Items listed in a dataset
* * * *
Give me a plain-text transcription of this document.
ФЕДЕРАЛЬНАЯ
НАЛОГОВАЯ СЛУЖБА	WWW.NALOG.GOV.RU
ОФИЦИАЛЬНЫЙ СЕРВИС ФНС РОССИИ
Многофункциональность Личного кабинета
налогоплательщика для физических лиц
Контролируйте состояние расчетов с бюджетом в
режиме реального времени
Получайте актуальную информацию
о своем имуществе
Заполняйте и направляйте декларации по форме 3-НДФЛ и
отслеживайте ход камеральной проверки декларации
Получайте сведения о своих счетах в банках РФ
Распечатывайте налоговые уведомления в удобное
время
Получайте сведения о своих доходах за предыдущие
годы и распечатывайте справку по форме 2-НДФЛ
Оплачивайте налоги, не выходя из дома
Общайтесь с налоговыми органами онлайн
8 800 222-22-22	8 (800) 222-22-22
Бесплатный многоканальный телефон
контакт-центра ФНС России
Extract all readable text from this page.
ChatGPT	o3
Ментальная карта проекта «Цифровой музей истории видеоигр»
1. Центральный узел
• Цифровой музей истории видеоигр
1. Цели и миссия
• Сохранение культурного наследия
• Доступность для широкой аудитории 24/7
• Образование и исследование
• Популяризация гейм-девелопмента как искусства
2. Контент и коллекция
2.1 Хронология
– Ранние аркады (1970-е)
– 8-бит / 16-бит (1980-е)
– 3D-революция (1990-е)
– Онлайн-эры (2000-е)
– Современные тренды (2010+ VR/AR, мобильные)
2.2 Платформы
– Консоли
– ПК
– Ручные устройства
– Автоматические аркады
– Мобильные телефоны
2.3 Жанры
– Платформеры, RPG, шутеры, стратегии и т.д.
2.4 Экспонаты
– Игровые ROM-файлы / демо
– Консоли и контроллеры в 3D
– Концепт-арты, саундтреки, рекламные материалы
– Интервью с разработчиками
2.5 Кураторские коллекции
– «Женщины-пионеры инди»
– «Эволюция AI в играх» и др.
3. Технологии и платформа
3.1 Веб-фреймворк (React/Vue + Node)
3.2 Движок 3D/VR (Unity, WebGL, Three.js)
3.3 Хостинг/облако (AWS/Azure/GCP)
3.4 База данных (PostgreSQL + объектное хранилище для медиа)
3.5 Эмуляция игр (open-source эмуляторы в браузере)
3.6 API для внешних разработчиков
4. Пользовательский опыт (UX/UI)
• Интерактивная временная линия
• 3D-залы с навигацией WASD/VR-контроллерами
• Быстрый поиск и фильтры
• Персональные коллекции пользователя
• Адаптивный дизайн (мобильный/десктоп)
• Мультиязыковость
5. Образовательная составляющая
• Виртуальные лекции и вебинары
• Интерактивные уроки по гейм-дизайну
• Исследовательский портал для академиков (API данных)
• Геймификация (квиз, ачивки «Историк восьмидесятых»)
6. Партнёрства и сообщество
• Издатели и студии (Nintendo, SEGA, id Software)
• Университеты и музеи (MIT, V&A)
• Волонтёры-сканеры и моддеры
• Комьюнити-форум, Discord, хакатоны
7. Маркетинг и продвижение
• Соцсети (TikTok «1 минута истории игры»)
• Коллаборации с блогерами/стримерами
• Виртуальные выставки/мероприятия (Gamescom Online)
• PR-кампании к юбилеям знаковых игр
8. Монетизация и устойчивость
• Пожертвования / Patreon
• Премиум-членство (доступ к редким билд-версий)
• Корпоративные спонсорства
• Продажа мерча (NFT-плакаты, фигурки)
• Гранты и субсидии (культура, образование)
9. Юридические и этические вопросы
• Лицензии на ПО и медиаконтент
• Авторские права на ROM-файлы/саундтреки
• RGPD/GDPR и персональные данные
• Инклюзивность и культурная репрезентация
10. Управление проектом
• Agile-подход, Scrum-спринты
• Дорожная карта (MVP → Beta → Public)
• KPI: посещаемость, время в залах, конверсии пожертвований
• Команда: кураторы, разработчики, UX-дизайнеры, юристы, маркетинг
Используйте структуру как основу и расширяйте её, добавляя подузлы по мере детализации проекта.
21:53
* * * *
What to produce - For the data above, state how many lines contain "Цифровой"; the number is the whole answer.

Solution - 2